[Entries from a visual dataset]
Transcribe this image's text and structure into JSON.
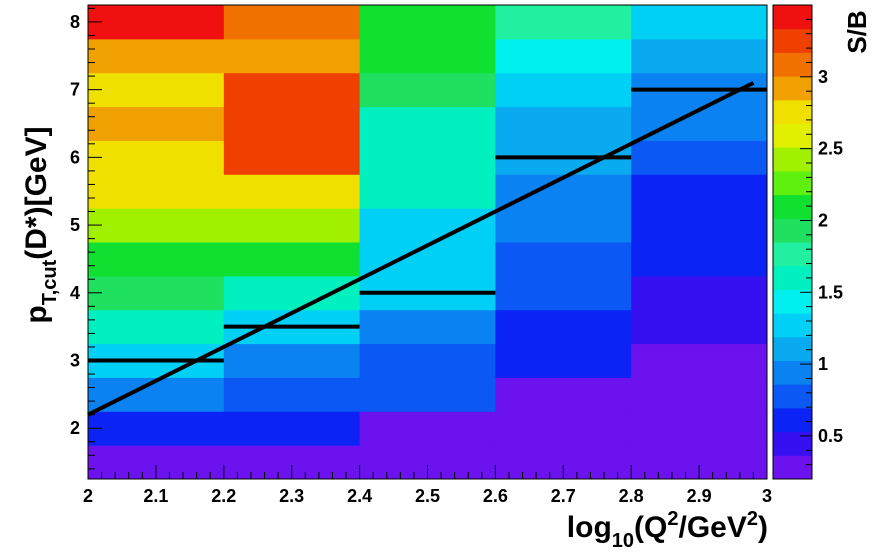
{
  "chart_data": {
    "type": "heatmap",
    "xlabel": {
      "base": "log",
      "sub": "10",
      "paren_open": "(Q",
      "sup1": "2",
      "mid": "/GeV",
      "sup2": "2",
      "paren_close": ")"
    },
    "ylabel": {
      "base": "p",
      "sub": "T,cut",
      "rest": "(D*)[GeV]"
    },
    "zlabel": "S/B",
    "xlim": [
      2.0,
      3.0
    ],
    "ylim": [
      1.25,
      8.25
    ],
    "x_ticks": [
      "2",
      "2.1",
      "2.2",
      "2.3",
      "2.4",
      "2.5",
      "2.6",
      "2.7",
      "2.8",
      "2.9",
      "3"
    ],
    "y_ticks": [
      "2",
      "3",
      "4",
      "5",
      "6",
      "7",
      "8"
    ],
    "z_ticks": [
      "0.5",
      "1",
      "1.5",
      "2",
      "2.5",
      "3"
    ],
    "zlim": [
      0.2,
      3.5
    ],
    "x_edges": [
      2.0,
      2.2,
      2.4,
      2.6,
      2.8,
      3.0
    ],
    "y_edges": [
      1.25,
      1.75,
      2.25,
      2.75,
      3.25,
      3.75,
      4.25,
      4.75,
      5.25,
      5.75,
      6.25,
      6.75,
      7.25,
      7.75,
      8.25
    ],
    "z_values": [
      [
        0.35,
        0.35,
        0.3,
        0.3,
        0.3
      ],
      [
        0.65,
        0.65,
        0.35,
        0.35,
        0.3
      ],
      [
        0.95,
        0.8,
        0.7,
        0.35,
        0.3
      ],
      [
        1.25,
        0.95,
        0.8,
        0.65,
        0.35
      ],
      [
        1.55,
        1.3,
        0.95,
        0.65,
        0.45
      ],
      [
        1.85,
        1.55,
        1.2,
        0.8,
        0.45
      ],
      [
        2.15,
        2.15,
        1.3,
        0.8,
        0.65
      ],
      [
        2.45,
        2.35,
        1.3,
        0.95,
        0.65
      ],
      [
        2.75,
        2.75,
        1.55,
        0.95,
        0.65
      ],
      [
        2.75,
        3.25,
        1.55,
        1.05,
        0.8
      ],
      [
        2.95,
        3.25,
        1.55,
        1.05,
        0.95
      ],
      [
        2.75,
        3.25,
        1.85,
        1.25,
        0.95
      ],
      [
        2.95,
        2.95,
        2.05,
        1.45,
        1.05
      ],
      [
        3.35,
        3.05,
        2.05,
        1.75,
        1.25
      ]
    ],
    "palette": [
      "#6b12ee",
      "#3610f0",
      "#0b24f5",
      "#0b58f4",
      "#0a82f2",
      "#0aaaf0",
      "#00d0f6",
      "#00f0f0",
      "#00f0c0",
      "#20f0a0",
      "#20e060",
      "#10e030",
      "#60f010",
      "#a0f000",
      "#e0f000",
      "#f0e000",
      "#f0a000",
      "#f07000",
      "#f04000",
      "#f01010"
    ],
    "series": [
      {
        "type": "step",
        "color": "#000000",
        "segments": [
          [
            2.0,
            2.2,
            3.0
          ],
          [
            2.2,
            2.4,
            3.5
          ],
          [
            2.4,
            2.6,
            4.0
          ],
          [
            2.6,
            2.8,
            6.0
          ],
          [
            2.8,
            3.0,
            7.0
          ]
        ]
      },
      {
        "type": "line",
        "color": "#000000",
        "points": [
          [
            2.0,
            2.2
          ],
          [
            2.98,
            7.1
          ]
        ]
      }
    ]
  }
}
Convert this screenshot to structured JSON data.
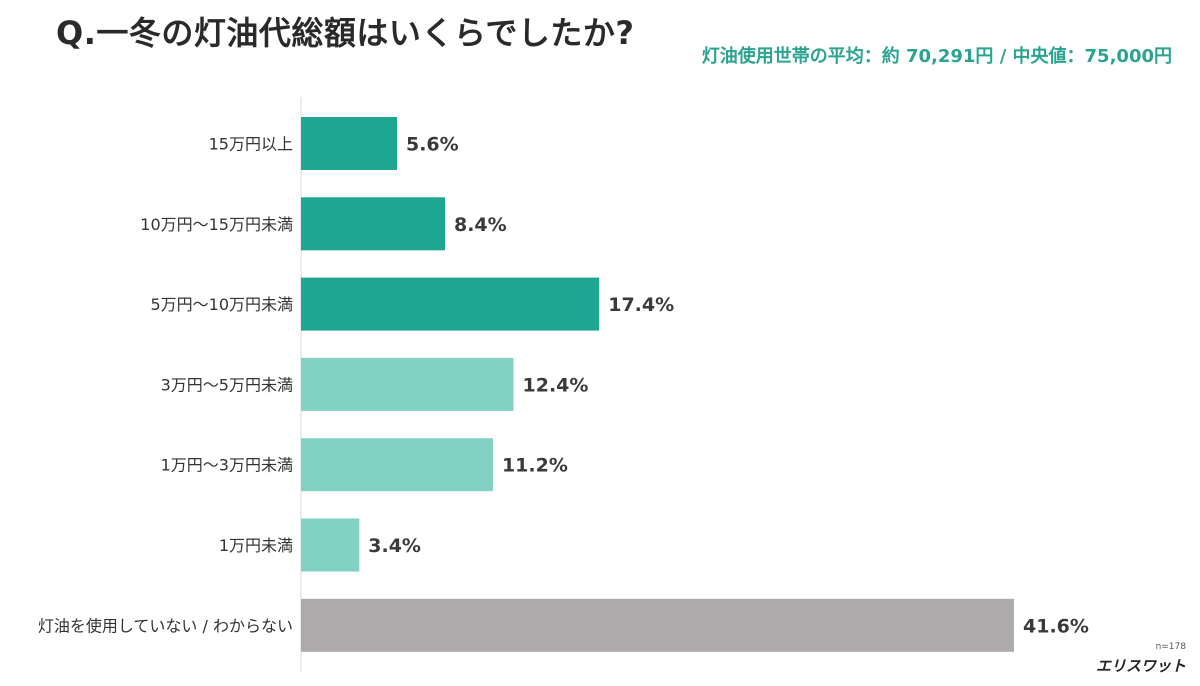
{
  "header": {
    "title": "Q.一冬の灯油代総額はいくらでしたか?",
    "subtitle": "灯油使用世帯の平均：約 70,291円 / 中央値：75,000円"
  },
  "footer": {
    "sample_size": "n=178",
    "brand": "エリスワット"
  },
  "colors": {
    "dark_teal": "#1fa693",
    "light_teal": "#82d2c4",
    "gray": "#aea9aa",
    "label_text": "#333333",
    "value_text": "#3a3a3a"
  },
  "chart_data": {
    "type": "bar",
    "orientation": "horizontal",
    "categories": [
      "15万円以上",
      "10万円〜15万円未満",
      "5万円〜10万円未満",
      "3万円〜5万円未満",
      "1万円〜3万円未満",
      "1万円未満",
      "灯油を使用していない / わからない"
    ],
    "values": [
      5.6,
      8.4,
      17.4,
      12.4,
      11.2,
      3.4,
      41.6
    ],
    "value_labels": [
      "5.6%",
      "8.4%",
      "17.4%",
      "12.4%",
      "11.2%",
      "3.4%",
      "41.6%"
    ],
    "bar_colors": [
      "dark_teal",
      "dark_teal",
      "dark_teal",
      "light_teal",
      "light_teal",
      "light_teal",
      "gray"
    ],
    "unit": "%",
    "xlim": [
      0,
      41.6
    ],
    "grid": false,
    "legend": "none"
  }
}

...

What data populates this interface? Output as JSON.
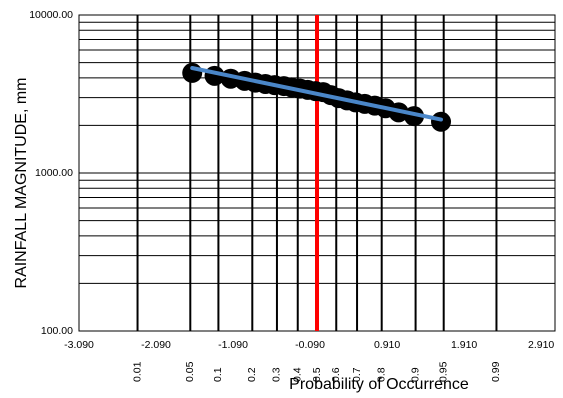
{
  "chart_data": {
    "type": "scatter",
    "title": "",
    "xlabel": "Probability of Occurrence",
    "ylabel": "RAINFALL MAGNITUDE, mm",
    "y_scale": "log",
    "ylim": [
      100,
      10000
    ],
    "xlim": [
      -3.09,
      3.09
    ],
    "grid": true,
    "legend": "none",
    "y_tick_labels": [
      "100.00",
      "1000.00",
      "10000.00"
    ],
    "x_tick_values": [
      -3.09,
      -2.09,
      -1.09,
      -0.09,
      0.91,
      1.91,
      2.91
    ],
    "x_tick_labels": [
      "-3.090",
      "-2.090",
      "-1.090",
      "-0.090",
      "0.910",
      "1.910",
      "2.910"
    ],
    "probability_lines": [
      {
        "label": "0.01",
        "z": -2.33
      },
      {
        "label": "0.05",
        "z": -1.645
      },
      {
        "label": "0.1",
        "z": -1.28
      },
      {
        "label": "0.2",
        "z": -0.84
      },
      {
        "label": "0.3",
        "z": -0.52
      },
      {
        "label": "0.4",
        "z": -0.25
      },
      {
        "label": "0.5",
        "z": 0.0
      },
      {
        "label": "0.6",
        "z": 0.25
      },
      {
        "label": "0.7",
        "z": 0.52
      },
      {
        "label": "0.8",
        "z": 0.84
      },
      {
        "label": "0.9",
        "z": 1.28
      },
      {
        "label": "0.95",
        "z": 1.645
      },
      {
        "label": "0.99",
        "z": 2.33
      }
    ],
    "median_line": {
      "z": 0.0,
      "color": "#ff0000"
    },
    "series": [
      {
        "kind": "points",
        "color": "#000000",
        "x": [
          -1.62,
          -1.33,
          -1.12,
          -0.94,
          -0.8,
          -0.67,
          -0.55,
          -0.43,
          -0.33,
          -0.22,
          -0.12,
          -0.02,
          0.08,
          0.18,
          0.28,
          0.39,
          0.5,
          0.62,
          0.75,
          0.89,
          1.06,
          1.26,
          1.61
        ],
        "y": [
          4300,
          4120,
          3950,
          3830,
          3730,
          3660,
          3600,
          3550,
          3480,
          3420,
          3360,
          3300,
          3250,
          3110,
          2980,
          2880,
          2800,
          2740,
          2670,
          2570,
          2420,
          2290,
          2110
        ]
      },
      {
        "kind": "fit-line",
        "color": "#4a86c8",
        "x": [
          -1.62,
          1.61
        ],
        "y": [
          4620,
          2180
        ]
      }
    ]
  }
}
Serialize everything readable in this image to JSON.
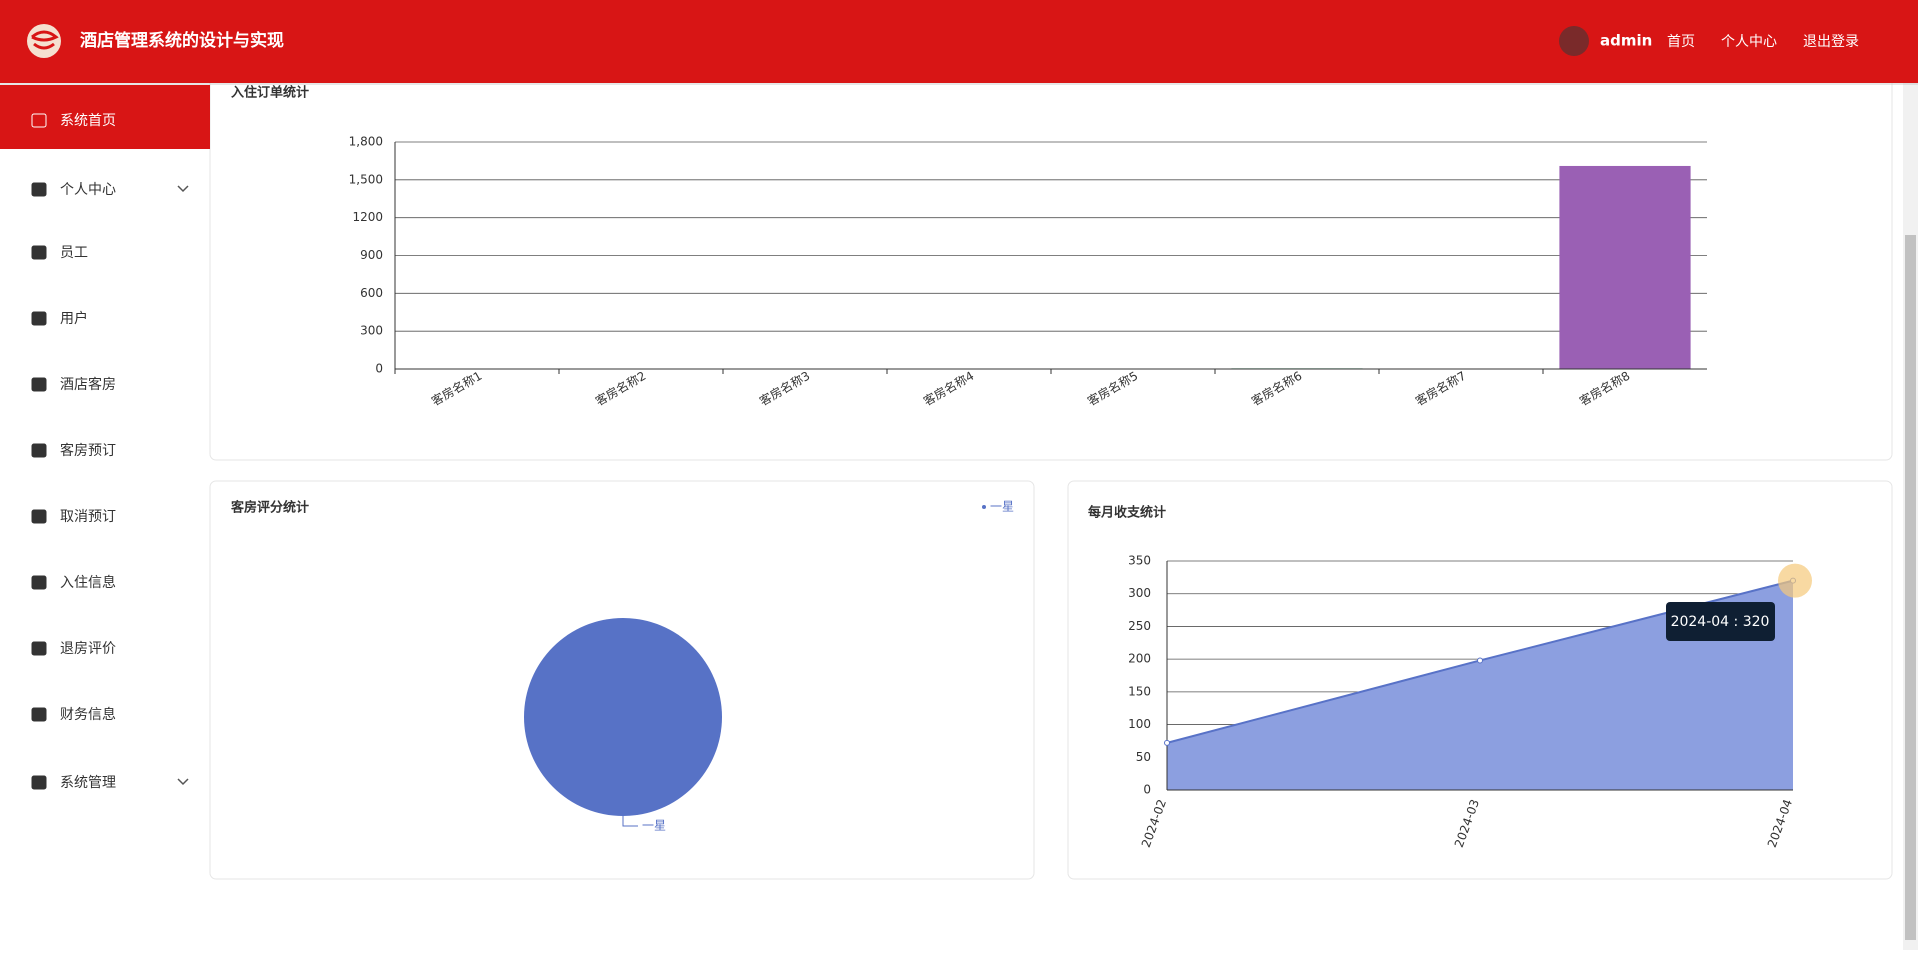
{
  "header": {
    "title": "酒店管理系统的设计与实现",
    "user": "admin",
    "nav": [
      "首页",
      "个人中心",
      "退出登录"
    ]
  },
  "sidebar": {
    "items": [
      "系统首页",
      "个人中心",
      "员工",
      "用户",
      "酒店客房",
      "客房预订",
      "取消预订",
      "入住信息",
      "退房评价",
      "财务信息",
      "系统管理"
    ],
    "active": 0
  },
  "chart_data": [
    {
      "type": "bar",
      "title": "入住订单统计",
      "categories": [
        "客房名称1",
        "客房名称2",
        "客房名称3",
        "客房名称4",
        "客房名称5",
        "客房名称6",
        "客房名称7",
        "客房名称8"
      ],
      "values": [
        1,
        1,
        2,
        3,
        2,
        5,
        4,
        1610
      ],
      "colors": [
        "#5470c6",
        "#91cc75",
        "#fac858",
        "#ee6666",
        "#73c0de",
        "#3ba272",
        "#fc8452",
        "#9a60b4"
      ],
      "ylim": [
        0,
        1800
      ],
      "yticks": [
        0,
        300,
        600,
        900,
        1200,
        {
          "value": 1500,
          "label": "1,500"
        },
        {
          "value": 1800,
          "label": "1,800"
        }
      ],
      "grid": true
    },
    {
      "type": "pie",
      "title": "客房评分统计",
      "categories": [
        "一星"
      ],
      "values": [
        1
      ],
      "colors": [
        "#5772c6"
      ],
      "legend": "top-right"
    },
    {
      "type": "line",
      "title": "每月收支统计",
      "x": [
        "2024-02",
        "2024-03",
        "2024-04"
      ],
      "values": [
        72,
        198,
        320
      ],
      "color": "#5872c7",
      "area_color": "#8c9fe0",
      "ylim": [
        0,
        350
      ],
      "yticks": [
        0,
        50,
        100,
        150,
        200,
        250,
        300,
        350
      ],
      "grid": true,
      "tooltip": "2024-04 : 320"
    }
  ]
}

Goal of the exercise: Which lines include the word "image"? List them all.

Response to the task:
Transcribe this image's text and structure into JSON.
Serialize everything readable in this image to JSON.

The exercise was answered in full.